─── Extracted records

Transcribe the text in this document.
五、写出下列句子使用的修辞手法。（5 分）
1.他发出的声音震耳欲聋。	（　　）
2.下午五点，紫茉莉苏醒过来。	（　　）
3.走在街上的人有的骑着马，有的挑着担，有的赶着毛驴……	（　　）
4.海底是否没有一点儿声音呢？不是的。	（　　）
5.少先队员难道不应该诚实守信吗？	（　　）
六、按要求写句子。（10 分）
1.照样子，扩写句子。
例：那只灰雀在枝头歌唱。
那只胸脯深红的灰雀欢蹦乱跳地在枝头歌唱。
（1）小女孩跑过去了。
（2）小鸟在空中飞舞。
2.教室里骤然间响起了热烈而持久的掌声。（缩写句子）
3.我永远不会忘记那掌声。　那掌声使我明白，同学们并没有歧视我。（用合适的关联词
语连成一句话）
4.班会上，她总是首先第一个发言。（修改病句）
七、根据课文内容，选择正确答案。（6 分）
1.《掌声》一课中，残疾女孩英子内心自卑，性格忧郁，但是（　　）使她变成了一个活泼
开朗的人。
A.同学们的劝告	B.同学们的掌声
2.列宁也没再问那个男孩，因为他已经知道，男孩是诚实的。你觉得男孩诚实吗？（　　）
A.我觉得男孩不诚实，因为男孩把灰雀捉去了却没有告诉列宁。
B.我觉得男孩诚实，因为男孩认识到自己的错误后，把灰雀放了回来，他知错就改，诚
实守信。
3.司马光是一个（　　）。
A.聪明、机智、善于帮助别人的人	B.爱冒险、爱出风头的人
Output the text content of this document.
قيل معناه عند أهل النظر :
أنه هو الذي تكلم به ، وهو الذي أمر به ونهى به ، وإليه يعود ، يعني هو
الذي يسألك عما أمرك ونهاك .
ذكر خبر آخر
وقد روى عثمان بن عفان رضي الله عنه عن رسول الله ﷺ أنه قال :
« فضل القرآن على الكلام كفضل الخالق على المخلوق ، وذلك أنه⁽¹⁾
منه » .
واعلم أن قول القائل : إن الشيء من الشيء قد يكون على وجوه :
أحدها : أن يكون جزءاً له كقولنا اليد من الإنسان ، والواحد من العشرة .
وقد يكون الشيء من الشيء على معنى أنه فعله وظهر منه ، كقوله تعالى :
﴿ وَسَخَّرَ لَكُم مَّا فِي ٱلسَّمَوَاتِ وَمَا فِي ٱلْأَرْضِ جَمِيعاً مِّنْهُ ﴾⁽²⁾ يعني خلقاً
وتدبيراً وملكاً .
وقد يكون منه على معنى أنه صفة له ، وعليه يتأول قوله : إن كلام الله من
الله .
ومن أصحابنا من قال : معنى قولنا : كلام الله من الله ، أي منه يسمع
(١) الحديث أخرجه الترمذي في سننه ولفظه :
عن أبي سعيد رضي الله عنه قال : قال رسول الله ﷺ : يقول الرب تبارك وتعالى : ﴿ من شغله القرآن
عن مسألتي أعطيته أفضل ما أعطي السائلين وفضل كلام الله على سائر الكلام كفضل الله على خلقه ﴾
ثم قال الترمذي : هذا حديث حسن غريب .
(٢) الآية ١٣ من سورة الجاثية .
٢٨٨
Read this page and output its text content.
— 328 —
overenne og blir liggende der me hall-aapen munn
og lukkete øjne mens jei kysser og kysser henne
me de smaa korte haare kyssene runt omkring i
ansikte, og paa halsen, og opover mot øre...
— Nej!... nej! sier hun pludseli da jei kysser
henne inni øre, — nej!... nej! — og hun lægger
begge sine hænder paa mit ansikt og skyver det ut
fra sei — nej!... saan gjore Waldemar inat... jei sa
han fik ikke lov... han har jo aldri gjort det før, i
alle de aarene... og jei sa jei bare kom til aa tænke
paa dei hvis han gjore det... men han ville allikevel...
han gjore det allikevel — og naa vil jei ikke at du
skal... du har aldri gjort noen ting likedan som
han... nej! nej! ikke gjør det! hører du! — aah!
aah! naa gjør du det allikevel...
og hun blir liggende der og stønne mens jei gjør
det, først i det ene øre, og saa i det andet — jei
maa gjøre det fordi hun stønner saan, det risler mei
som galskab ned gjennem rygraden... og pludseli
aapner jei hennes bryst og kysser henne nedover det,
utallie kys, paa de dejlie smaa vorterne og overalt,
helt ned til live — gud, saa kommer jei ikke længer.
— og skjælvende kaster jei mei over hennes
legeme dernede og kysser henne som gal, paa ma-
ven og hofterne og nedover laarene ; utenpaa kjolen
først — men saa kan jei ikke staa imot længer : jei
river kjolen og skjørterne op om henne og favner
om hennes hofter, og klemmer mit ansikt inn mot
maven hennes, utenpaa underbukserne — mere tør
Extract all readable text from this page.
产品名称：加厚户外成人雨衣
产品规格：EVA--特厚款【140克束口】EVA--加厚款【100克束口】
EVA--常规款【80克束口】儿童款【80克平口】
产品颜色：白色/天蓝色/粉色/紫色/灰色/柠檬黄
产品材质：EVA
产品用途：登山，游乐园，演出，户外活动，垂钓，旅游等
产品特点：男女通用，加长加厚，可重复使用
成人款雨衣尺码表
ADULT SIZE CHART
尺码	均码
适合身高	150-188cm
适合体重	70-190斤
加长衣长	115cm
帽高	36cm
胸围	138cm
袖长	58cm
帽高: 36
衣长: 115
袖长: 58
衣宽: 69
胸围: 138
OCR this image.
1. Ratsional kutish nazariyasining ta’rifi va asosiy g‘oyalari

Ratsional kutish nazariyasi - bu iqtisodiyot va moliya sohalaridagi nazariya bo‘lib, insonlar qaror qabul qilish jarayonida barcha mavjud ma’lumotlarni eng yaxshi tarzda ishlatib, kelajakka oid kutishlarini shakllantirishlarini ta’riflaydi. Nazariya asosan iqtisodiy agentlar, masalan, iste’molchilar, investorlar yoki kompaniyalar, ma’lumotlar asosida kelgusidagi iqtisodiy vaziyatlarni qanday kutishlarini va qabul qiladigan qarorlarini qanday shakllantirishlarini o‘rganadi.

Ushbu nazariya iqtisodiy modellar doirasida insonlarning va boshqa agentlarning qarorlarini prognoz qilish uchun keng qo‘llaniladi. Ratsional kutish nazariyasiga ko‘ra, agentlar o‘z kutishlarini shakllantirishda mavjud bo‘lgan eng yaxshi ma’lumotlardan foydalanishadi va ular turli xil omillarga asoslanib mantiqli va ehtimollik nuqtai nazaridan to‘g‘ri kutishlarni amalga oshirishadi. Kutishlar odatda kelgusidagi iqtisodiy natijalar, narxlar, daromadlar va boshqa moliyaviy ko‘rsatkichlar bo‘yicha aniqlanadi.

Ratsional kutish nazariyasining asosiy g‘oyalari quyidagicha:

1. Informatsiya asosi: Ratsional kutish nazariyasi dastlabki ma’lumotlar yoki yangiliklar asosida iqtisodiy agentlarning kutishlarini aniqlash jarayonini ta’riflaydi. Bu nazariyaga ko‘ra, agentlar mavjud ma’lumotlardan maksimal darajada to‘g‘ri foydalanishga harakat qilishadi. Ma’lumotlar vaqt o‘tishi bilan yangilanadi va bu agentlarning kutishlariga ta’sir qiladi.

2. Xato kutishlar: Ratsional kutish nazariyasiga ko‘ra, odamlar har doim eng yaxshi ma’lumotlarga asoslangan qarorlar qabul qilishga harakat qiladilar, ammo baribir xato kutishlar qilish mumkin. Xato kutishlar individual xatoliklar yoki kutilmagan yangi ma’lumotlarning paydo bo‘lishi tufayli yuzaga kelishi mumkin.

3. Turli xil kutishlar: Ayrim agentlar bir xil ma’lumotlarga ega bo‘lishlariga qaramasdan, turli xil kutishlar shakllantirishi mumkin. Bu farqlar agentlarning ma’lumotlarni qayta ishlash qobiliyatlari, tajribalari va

──────

Exercise task ▸ Print the records once more, exactly as they were given.

Expected output ▸
Transcribe the text in this document.
五、写出下列句子使用的修辞手法。（5 分）
1.他发出的声音震耳欲聋。	（　　）
2.下午五点，紫茉莉苏醒过来。	（　　）
3.走在街上的人有的骑着马，有的挑着担，有的赶着毛驴……	（　　）
4.海底是否没有一点儿声音呢？不是的。	（　　）
5.少先队员难道不应该诚实守信吗？	（　　）
六、按要求写句子。（10 分）
1.照样子，扩写句子。
例：那只灰雀在枝头歌唱。
那只胸脯深红的灰雀欢蹦乱跳地在枝头歌唱。
（1）小女孩跑过去了。
（2）小鸟在空中飞舞。
2.教室里骤然间响起了热烈而持久的掌声。（缩写句子）
3.我永远不会忘记那掌声。　那掌声使我明白，同学们并没有歧视我。（用合适的关联词
语连成一句话）
4.班会上，她总是首先第一个发言。（修改病句）
七、根据课文内容，选择正确答案。（6 分）
1.《掌声》一课中，残疾女孩英子内心自卑，性格忧郁，但是（　　）使她变成了一个活泼
开朗的人。
A.同学们的劝告	B.同学们的掌声
2.列宁也没再问那个男孩，因为他已经知道，男孩是诚实的。你觉得男孩诚实吗？（　　）
A.我觉得男孩不诚实，因为男孩把灰雀捉去了却没有告诉列宁。
B.我觉得男孩诚实，因为男孩认识到自己的错误后，把灰雀放了回来，他知错就改，诚
实守信。
3.司马光是一个（　　）。
A.聪明、机智、善于帮助别人的人	B.爱冒险、爱出风头的人
Output the text content of this document.
قيل معناه عند أهل النظر :
أنه هو الذي تكلم به ، وهو الذي أمر به ونهى به ، وإليه يعود ، يعني هو
الذي يسألك عما أمرك ونهاك .
ذكر خبر آخر
وقد روى عثمان بن عفان رضي الله عنه عن رسول الله ﷺ أنه قال :
« فضل القرآن على الكلام كفضل الخالق على المخلوق ، وذلك أنه⁽¹⁾
منه » .
واعلم أن قول القائل : إن الشيء من الشيء قد يكون على وجوه :
أحدها : أن يكون جزءاً له كقولنا اليد من الإنسان ، والواحد من العشرة .
وقد يكون الشيء من الشيء على معنى أنه فعله وظهر منه ، كقوله تعالى :
﴿ وَسَخَّرَ لَكُم مَّا فِي ٱلسَّمَوَاتِ وَمَا فِي ٱلْأَرْضِ جَمِيعاً مِّنْهُ ﴾⁽²⁾ يعني خلقاً
وتدبيراً وملكاً .
وقد يكون منه على معنى أنه صفة له ، وعليه يتأول قوله : إن كلام الله من
الله .
ومن أصحابنا من قال : معنى قولنا : كلام الله من الله ، أي منه يسمع
(١) الحديث أخرجه الترمذي في سننه ولفظه :
عن أبي سعيد رضي الله عنه قال : قال رسول الله ﷺ : يقول الرب تبارك وتعالى : ﴿ من شغله القرآن
عن مسألتي أعطيته أفضل ما أعطي السائلين وفضل كلام الله على سائر الكلام كفضل الله على خلقه ﴾
ثم قال الترمذي : هذا حديث حسن غريب .
(٢) الآية ١٣ من سورة الجاثية .
٢٨٨
Read this page and output its text content.
— 328 —
overenne og blir liggende der me hall-aapen munn
og lukkete øjne mens jei kysser og kysser henne
me de smaa korte haare kyssene runt omkring i
ansikte, og paa halsen, og opover mot øre...
— Nej!... nej! sier hun pludseli da jei kysser
henne inni øre, — nej!... nej! — og hun lægger
begge sine hænder paa mit ansikt og skyver det ut
fra sei — nej!... saan gjore Waldemar inat... jei sa
han fik ikke lov... han har jo aldri gjort det før, i
alle de aarene... og jei sa jei bare kom til aa tænke
paa dei hvis han gjore det... men han ville allikevel...
han gjore det allikevel — og naa vil jei ikke at du
skal... du har aldri gjort noen ting likedan som
han... nej! nej! ikke gjør det! hører du! — aah!
aah! naa gjør du det allikevel...
og hun blir liggende der og stønne mens jei gjør
det, først i det ene øre, og saa i det andet — jei
maa gjøre det fordi hun stønner saan, det risler mei
som galskab ned gjennem rygraden... og pludseli
aapner jei hennes bryst og kysser henne nedover det,
utallie kys, paa de dejlie smaa vorterne og overalt,
helt ned til live — gud, saa kommer jei ikke længer.
— og skjælvende kaster jei mei over hennes
legeme dernede og kysser henne som gal, paa ma-
ven og hofterne og nedover laarene ; utenpaa kjolen
først — men saa kan jei ikke staa imot længer : jei
river kjolen og skjørterne op om henne og favner
om hennes hofter, og klemmer mit ansikt inn mot
maven hennes, utenpaa underbukserne — mere tør
Extract all readable text from this page.
产品名称：加厚户外成人雨衣
产品规格：EVA--特厚款【140克束口】EVA--加厚款【100克束口】
EVA--常规款【80克束口】儿童款【80克平口】
产品颜色：白色/天蓝色/粉色/紫色/灰色/柠檬黄
产品材质：EVA
产品用途：登山，游乐园，演出，户外活动，垂钓，旅游等
产品特点：男女通用，加长加厚，可重复使用
成人款雨衣尺码表
ADULT SIZE CHART
尺码	均码
适合身高	150-188cm
适合体重	70-190斤
加长衣长	115cm
帽高	36cm
胸围	138cm
袖长	58cm
帽高: 36
衣长: 115
袖长: 58
衣宽: 69
胸围: 138
OCR this image.
1. Ratsional kutish nazariyasining ta’rifi va asosiy g‘oyalari

Ratsional kutish nazariyasi - bu iqtisodiyot va moliya sohalaridagi nazariya bo‘lib, insonlar qaror qabul qilish jarayonida barcha mavjud ma’lumotlarni eng yaxshi tarzda ishlatib, kelajakka oid kutishlarini shakllantirishlarini ta’riflaydi. Nazariya asosan iqtisodiy agentlar, masalan, iste’molchilar, investorlar yoki kompaniyalar, ma’lumotlar asosida kelgusidagi iqtisodiy vaziyatlarni qanday kutishlarini va qabul qiladigan qarorlarini qanday shakllantirishlarini o‘rganadi.

Ushbu nazariya iqtisodiy modellar doirasida insonlarning va boshqa agentlarning qarorlarini prognoz qilish uchun keng qo‘llaniladi. Ratsional kutish nazariyasiga ko‘ra, agentlar o‘z kutishlarini shakllantirishda mavjud bo‘lgan eng yaxshi ma’lumotlardan foydalanishadi va ular turli xil omillarga asoslanib mantiqli va ehtimollik nuqtai nazaridan to‘g‘ri kutishlarni amalga oshirishadi. Kutishlar odatda kelgusidagi iqtisodiy natijalar, narxlar, daromadlar va boshqa moliyaviy ko‘rsatkichlar bo‘yicha aniqlanadi.

Ratsional kutish nazariyasining asosiy g‘oyalari quyidagicha:

1. Informatsiya asosi: Ratsional kutish nazariyasi dastlabki ma’lumotlar yoki yangiliklar asosida iqtisodiy agentlarning kutishlarini aniqlash jarayonini ta’riflaydi. Bu nazariyaga ko‘ra, agentlar mavjud ma’lumotlardan maksimal darajada to‘g‘ri foydalanishga harakat qilishadi. Ma’lumotlar vaqt o‘tishi bilan yangilanadi va bu agentlarning kutishlariga ta’sir qiladi.

2. Xato kutishlar: Ratsional kutish nazariyasiga ko‘ra, odamlar har doim eng yaxshi ma’lumotlarga asoslangan qarorlar qabul qilishga harakat qiladilar, ammo baribir xato kutishlar qilish mumkin. Xato kutishlar individual xatoliklar yoki kutilmagan yangi ma’lumotlarning paydo bo‘lishi tufayli yuzaga kelishi mumkin.

3. Turli xil kutishlar: Ayrim agentlar bir xil ma’lumotlarga ega bo‘lishlariga qaramasdan, turli xil kutishlar shakllantirishi mumkin. Bu farqlar agentlarning ma’lumotlarni qayta ishlash qobiliyatlari, tajribalari va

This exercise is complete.